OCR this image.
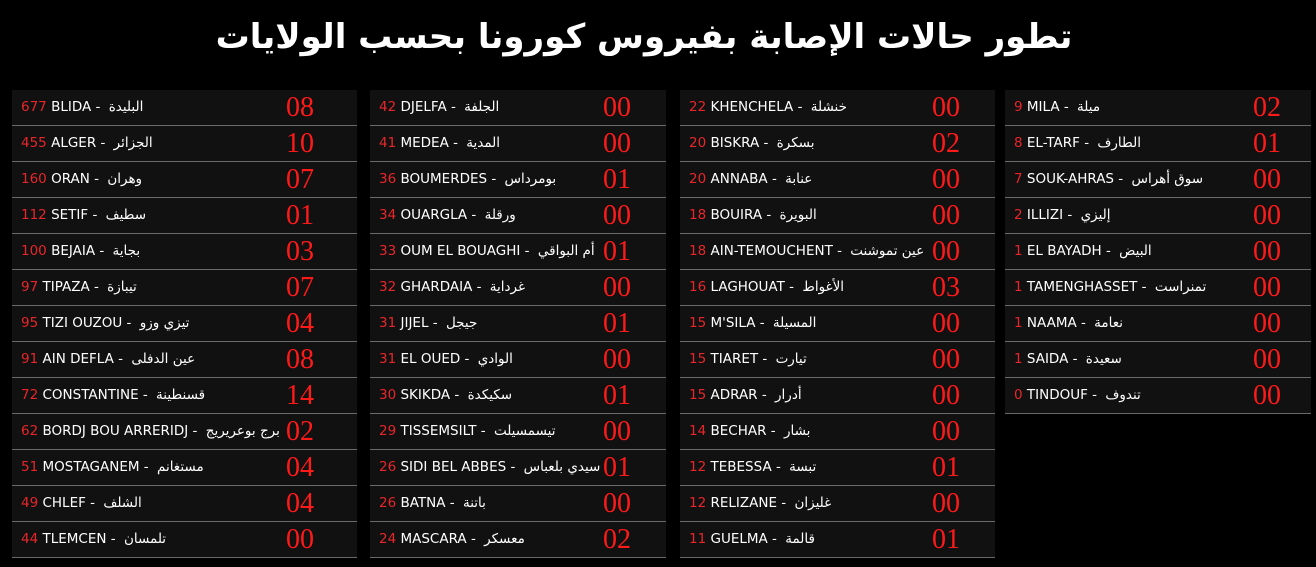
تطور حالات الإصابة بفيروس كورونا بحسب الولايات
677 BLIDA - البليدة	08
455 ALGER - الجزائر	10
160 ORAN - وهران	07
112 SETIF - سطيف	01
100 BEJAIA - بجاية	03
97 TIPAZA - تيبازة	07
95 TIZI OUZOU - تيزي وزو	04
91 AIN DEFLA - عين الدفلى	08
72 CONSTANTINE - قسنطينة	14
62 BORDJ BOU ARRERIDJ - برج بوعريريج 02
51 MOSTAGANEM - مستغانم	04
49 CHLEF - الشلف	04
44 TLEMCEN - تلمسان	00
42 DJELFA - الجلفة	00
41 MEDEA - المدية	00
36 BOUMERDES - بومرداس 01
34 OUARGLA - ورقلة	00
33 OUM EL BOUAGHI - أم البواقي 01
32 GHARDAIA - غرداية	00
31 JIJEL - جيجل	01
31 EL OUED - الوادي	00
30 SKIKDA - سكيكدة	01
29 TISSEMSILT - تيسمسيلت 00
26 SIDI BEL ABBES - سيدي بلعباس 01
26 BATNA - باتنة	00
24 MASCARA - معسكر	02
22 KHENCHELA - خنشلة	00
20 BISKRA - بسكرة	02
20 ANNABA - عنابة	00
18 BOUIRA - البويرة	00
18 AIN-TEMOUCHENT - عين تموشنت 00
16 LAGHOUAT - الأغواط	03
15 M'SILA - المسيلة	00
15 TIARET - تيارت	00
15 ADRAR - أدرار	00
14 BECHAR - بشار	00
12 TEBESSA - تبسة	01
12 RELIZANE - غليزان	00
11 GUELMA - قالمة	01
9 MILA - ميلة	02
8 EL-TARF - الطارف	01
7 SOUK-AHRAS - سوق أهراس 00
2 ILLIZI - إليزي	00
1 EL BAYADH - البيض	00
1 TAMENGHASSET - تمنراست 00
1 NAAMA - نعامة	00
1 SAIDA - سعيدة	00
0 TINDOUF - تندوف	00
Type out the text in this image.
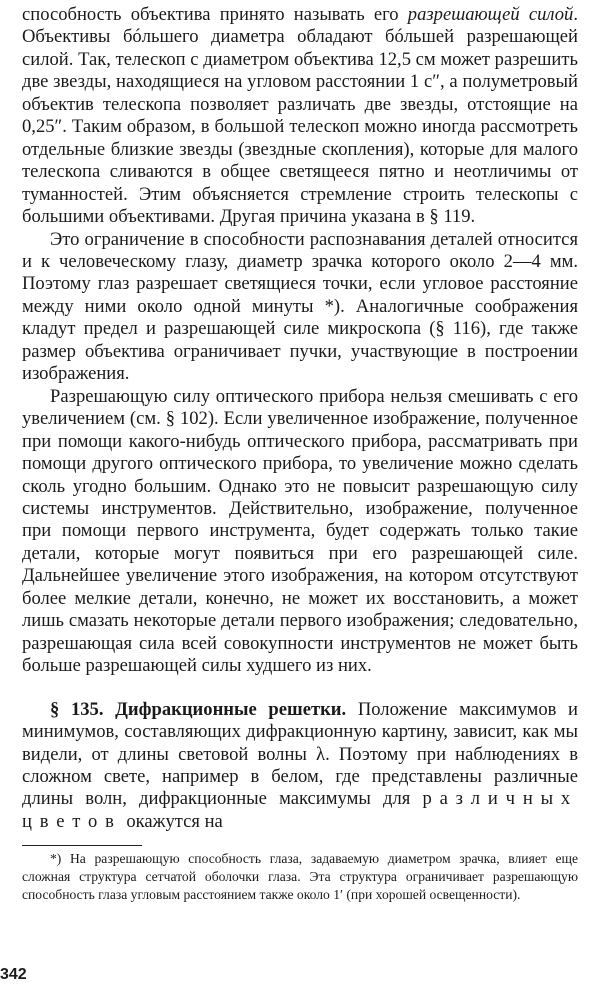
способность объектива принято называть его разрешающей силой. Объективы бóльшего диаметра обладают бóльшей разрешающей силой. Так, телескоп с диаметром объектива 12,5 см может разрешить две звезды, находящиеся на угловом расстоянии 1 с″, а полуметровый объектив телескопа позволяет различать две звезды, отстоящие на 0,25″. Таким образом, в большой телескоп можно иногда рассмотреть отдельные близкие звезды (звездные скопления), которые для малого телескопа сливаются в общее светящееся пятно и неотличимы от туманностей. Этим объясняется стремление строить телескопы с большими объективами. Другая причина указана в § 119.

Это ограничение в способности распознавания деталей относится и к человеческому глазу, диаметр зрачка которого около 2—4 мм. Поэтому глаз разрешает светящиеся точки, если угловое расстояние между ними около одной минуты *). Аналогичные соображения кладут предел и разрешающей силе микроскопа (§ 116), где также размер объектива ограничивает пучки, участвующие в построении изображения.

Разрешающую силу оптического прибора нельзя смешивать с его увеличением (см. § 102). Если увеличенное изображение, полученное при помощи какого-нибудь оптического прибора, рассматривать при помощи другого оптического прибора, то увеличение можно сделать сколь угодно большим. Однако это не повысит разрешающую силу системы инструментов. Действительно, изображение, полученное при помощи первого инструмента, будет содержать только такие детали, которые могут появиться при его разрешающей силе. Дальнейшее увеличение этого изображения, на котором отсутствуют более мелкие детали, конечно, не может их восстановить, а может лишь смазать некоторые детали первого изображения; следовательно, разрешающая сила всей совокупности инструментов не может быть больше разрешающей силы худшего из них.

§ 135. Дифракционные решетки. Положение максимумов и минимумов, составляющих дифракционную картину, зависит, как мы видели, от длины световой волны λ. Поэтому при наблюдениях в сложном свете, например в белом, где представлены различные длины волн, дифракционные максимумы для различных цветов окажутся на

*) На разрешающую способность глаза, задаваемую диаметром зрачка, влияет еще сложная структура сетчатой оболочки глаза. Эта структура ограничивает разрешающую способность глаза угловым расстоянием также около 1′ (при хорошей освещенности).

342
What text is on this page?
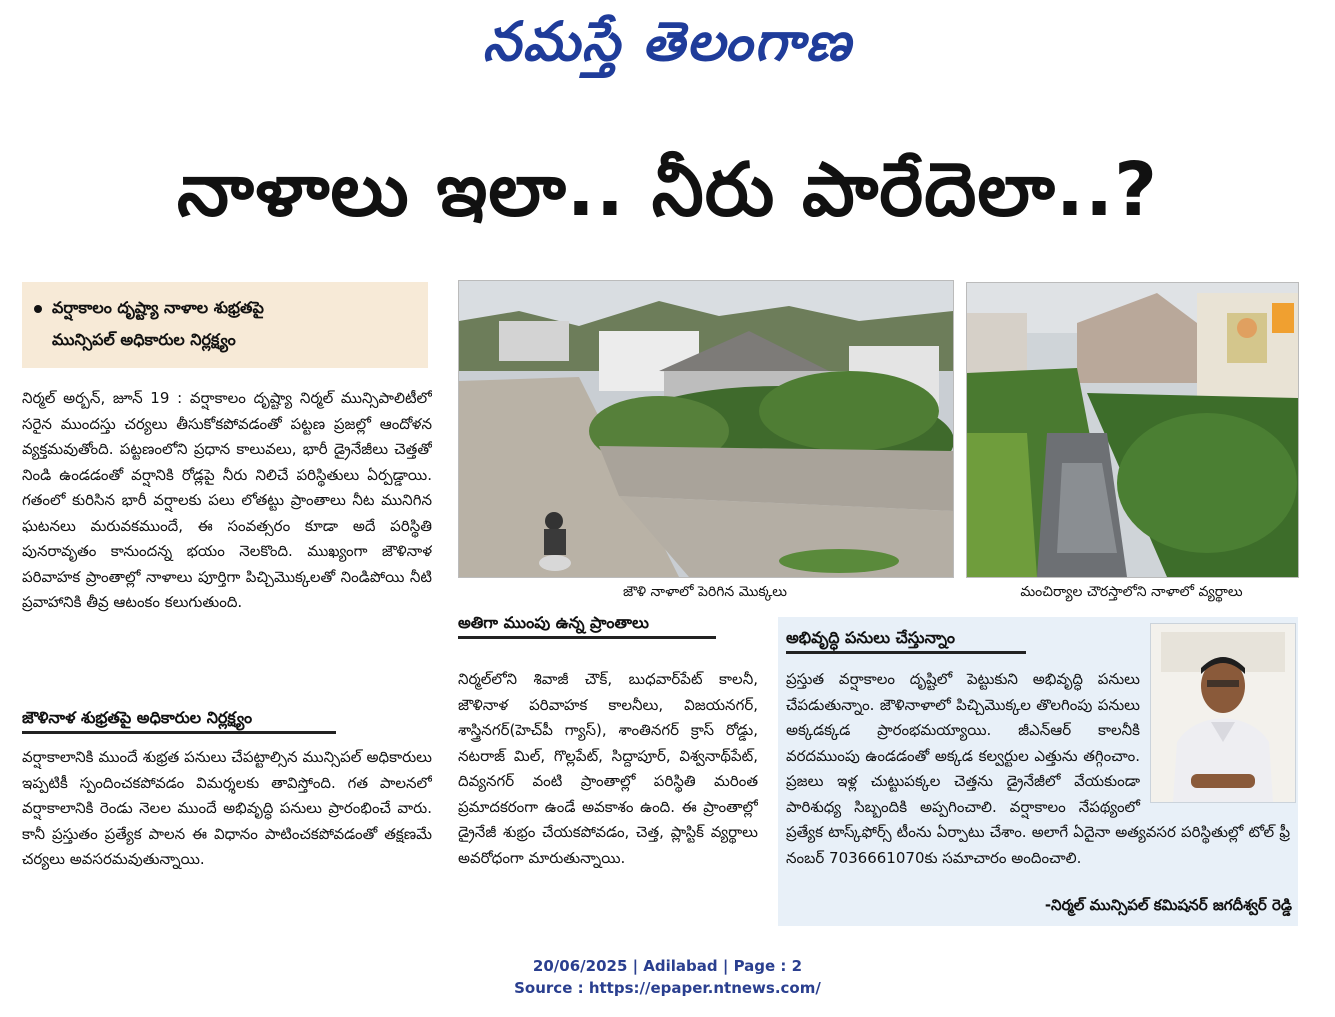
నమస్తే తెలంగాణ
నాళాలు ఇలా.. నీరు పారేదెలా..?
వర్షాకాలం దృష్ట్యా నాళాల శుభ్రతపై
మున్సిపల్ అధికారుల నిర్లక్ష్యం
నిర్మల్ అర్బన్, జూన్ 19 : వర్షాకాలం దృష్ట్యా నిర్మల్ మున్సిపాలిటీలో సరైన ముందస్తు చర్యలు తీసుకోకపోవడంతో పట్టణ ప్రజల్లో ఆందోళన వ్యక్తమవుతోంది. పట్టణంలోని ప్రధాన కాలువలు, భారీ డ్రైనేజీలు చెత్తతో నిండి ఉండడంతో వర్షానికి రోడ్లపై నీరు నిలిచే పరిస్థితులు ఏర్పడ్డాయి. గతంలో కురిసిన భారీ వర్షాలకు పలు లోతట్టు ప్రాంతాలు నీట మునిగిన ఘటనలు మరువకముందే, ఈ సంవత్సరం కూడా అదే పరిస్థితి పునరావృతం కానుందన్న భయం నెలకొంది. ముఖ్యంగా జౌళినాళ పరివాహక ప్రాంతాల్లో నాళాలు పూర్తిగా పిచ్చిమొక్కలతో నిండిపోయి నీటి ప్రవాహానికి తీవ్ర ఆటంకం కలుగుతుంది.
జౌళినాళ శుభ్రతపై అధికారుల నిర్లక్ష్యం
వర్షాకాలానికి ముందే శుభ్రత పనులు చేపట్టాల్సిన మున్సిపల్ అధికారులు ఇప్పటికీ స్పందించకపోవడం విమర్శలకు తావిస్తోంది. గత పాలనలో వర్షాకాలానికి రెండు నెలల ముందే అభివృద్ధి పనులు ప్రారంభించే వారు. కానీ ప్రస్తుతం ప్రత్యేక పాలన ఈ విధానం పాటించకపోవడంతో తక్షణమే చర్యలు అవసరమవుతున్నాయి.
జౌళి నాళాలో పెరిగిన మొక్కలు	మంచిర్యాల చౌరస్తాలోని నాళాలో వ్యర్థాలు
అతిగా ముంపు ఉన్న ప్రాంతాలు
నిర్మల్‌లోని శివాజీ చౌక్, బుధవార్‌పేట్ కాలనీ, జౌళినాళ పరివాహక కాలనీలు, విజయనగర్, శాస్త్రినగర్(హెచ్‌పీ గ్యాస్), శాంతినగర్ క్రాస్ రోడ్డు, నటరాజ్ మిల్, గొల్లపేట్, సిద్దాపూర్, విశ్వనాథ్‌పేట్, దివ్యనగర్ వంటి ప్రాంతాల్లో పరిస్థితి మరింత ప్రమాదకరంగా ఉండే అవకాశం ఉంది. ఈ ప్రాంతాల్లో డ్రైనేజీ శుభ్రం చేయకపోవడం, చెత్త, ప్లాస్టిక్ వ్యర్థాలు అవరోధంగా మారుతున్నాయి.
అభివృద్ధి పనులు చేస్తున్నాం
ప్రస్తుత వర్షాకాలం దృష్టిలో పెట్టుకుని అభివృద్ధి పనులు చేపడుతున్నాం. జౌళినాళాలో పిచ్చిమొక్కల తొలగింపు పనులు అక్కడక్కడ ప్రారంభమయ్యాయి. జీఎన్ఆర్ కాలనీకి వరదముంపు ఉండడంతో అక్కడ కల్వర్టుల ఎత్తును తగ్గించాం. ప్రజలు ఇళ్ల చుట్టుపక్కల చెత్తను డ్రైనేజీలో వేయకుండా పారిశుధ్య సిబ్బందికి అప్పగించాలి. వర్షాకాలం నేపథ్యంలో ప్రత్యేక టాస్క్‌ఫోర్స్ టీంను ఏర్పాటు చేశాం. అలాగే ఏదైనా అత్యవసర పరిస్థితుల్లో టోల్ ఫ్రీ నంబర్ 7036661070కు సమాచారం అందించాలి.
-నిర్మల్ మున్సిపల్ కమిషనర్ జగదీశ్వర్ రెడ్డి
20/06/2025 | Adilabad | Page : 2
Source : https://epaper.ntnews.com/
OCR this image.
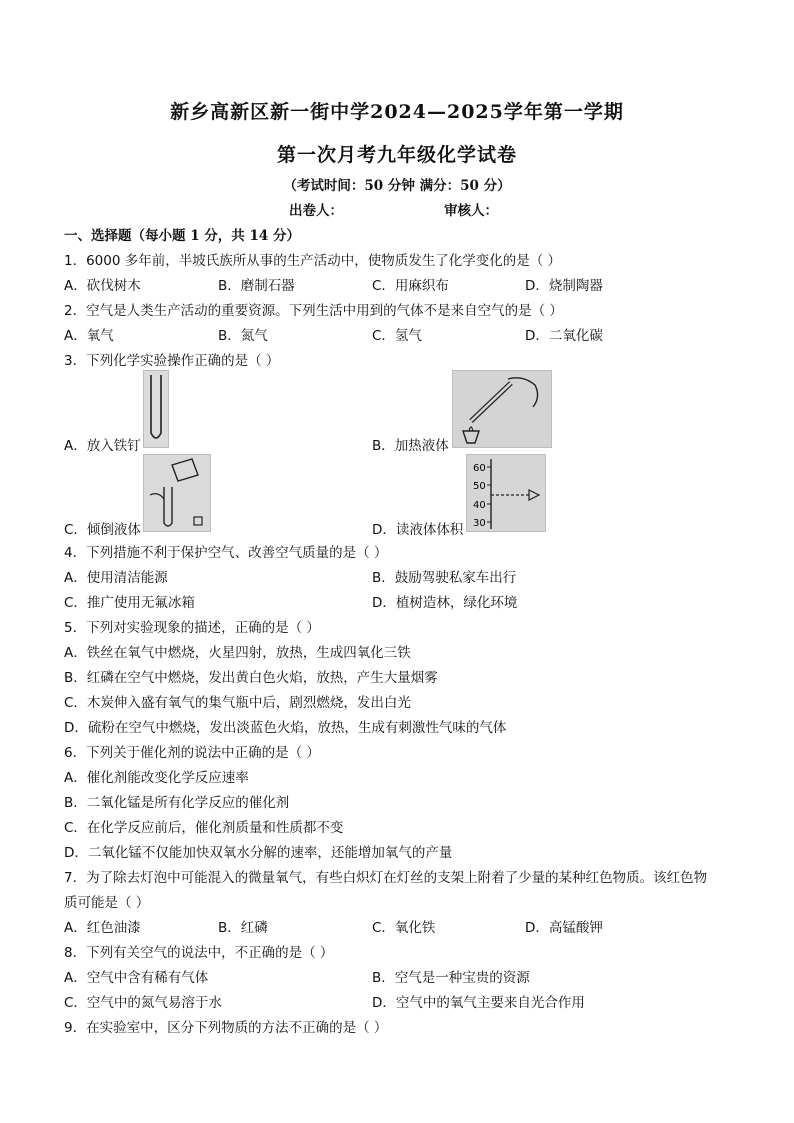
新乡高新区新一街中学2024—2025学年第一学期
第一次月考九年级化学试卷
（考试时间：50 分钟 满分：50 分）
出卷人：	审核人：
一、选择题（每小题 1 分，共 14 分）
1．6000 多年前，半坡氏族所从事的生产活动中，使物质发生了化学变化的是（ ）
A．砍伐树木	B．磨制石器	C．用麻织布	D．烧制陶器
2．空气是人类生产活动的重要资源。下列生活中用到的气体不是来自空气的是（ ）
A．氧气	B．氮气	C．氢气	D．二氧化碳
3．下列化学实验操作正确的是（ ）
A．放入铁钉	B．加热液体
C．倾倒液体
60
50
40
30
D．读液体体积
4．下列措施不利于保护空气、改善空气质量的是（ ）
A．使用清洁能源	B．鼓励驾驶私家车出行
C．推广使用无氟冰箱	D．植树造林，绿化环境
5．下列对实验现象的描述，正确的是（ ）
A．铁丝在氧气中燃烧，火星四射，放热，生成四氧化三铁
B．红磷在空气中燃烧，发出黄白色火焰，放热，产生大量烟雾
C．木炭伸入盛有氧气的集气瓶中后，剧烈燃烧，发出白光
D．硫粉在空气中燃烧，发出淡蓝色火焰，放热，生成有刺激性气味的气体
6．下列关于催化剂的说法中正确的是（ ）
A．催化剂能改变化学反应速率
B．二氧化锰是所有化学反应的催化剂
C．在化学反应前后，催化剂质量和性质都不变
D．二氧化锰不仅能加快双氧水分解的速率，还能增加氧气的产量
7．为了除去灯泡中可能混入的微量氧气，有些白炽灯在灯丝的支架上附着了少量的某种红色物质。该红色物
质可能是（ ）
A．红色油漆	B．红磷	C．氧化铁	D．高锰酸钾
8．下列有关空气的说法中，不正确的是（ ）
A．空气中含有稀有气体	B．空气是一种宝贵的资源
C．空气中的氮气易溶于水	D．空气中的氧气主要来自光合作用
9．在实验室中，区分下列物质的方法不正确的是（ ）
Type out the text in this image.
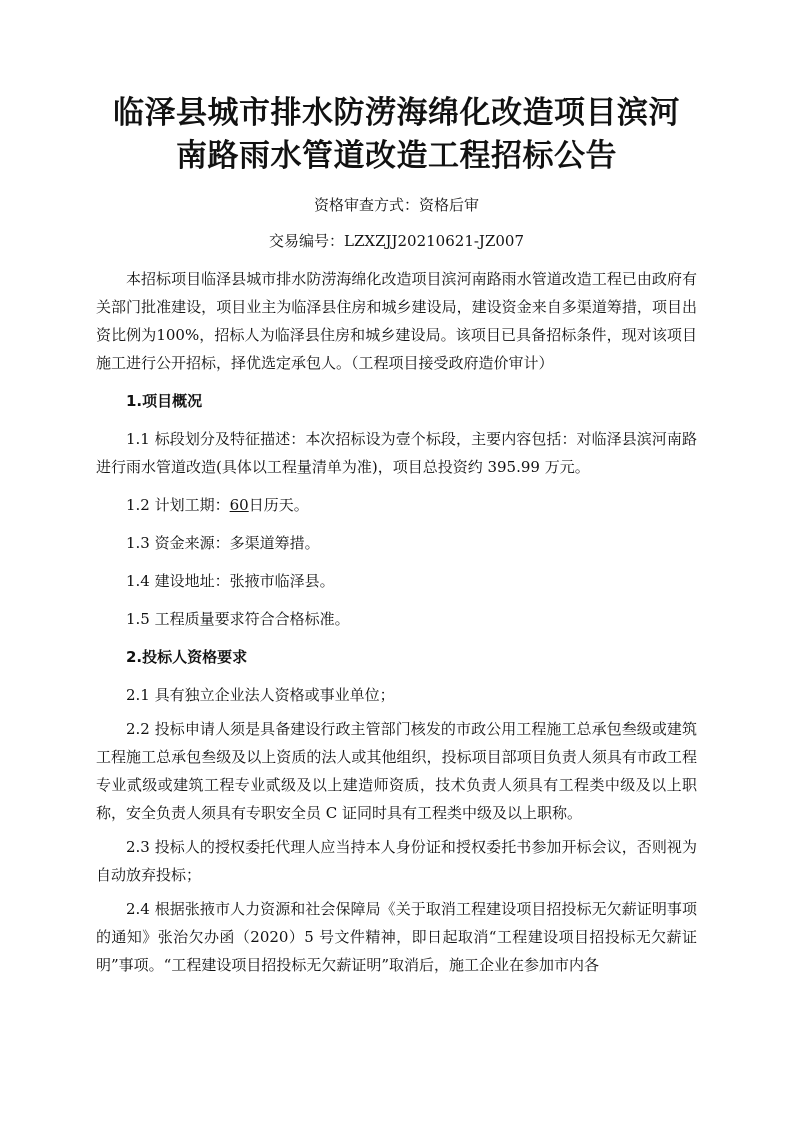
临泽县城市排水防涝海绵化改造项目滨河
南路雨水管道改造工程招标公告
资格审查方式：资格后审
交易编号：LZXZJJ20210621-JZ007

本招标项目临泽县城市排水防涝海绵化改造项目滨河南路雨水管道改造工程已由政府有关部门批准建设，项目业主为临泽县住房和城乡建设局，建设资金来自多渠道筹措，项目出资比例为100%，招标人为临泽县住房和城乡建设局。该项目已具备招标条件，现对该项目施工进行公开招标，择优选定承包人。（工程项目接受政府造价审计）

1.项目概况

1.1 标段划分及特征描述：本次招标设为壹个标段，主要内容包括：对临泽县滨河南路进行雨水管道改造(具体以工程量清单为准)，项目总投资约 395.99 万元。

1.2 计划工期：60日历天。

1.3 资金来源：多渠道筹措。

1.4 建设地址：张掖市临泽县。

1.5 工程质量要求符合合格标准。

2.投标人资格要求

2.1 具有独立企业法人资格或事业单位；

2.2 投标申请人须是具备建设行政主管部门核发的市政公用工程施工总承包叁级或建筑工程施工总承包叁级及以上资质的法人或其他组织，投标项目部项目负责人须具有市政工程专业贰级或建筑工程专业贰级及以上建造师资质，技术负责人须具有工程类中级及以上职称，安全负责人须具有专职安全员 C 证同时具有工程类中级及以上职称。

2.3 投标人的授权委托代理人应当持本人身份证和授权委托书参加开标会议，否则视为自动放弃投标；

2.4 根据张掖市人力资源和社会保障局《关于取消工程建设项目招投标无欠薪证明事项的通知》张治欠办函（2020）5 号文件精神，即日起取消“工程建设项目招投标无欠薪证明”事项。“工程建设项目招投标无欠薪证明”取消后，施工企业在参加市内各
•••••
- [Set exercise]: Collect every line above that contains the word "разрешающую".

- [Exercise response]:
Разрешающую силу оптического прибора нельзя смешивать с его увеличением (см. § 102). Если увеличенное изображение, полученное при помощи какого-нибудь оптического прибора, рассматривать при помощи другого оптического прибора, то увеличение можно сделать сколь угодно большим. Однако это не повысит разрешающую силу системы инструментов. Действительно, изображение, полученное при помощи первого инструмента, будет содержать только такие детали, которые могут появиться при его разрешающей силе. Дальнейшее увеличение этого изображения, на котором отсутствуют более мелкие детали, конечно, не может их восстановить, а может лишь смазать некоторые детали первого изображения; следовательно, разрешающая сила всей совокупности инструментов не может быть больше разрешающей силы худшего из них.
*) На разрешающую способность глаза, задаваемую диаметром зрачка, влияет еще сложная структура сетчатой оболочки глаза. Эта структура ограничивает разрешающую способность глаза угловым расстоянием также около 1′ (при хорошей освещенности).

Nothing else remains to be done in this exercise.